■ Given entries ■
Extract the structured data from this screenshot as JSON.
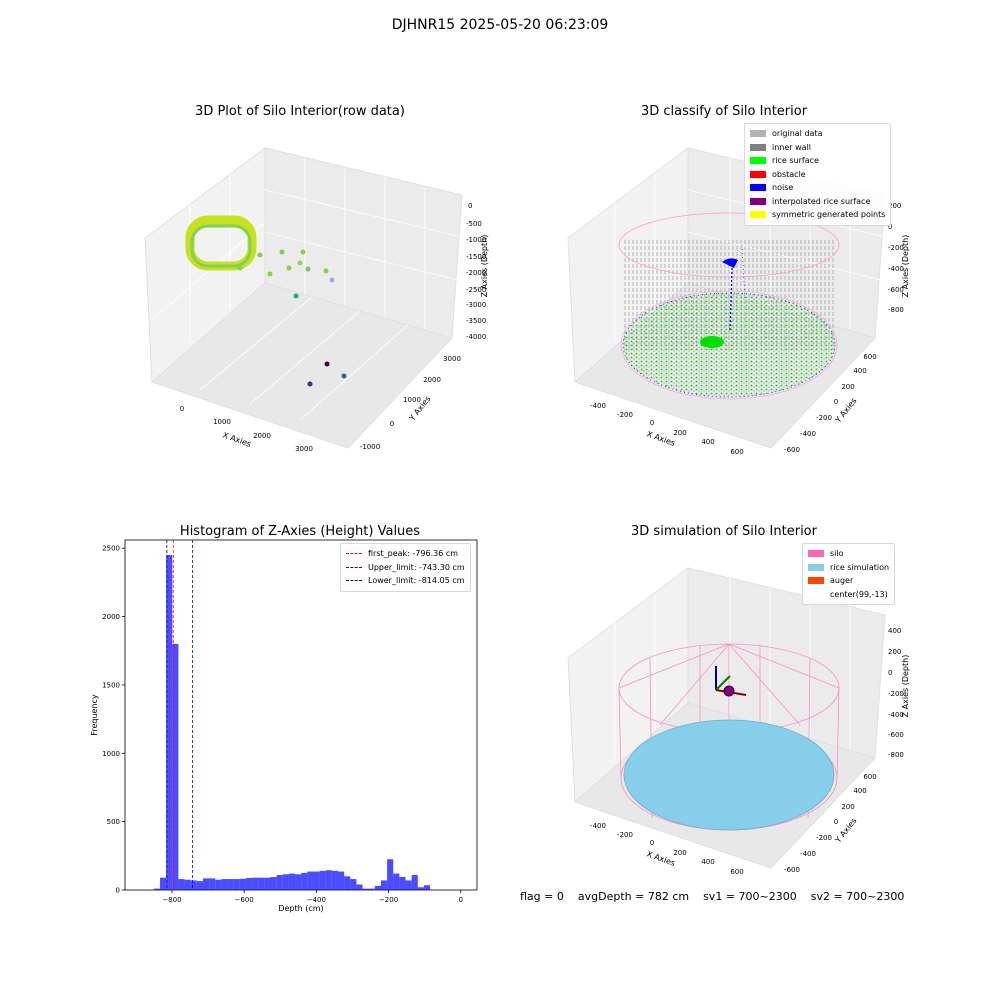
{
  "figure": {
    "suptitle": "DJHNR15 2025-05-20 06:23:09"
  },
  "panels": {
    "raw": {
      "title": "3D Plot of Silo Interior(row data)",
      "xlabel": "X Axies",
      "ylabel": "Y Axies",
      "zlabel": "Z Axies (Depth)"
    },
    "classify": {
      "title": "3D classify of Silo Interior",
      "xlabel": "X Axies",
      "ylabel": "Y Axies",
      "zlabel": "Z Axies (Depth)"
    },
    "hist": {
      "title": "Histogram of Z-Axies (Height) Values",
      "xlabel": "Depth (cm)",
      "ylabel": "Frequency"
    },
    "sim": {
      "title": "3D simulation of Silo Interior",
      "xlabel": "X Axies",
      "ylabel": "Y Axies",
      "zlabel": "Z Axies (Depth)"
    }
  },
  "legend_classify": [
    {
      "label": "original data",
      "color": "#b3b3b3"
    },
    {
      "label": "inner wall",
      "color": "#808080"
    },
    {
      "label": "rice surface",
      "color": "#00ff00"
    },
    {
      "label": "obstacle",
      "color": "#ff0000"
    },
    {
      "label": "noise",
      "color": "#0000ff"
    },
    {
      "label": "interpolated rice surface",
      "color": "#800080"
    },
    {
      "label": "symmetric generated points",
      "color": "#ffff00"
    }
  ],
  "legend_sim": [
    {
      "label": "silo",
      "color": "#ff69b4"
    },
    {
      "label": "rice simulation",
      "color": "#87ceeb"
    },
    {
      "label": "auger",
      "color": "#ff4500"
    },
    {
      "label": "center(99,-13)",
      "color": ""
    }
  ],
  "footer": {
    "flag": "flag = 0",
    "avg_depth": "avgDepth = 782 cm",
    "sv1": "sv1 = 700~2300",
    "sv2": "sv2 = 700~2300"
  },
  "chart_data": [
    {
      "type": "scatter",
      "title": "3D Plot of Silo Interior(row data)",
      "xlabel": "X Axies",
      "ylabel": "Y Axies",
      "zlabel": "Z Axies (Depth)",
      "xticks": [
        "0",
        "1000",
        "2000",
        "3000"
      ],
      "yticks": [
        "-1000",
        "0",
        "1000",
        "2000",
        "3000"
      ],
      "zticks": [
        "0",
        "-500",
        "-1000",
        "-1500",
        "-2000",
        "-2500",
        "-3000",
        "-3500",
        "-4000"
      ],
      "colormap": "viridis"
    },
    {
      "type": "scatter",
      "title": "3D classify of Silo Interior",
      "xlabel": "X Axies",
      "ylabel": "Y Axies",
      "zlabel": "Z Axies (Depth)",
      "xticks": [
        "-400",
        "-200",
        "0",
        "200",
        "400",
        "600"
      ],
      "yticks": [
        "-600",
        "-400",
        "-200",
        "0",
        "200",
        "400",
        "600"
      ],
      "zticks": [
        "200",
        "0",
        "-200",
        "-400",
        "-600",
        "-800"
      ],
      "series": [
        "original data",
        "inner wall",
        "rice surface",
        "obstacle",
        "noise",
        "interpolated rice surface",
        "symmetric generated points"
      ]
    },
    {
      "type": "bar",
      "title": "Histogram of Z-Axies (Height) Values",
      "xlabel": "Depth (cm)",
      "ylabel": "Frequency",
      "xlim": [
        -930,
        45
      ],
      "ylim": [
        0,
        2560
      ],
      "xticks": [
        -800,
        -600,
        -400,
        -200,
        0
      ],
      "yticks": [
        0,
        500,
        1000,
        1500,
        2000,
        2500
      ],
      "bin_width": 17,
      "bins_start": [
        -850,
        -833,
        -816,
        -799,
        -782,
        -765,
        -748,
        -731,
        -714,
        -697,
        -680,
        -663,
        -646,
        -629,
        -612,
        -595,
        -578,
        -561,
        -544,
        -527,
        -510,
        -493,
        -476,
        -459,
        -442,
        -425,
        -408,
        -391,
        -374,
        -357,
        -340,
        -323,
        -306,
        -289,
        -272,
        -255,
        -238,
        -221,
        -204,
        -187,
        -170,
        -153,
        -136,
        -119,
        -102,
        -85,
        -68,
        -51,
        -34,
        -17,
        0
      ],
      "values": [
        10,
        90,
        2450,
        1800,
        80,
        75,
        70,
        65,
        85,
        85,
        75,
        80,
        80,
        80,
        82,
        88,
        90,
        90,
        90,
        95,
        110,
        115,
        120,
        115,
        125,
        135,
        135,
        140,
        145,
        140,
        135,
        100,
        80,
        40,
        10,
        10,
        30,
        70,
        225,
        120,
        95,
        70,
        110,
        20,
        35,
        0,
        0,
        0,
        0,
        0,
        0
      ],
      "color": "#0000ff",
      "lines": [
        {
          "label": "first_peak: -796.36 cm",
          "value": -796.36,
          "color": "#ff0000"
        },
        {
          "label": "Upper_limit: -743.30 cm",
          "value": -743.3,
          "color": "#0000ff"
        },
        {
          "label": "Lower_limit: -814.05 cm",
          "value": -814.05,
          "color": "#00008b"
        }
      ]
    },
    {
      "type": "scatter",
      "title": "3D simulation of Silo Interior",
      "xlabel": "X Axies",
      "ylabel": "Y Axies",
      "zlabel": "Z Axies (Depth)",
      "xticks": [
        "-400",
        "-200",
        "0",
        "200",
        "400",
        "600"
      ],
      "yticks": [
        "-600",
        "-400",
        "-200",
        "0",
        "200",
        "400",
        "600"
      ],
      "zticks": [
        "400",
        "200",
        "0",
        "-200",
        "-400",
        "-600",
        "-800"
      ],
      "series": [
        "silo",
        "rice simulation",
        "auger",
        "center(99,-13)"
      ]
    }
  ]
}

==

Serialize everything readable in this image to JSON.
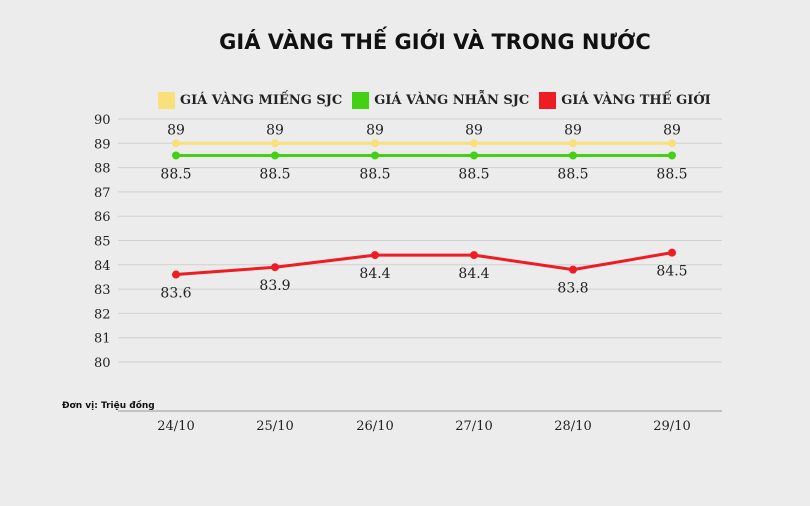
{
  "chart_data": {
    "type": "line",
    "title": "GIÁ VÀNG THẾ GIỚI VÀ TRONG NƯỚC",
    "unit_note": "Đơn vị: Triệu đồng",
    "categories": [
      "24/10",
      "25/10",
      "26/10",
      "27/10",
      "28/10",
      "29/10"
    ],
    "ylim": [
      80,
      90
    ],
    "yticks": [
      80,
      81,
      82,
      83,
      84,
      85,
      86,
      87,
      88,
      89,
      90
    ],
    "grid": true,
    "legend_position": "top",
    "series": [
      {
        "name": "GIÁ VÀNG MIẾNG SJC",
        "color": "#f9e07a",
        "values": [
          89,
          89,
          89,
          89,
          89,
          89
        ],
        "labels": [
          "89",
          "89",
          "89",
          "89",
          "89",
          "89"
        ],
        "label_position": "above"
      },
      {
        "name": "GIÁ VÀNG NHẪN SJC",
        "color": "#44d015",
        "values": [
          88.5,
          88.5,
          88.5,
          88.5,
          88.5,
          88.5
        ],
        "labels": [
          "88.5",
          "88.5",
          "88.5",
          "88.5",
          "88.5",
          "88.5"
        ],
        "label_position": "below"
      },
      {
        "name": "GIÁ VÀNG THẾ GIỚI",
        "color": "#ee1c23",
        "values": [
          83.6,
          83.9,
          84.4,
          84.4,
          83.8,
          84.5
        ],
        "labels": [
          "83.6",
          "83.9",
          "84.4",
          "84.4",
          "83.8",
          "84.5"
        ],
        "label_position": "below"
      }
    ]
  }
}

■ Directions ■
Pick out each line containing "interpolated" and report it.

■ Answer to the exercise ■
      "label": "interpolated rice surface",
        "interpolated rice surface",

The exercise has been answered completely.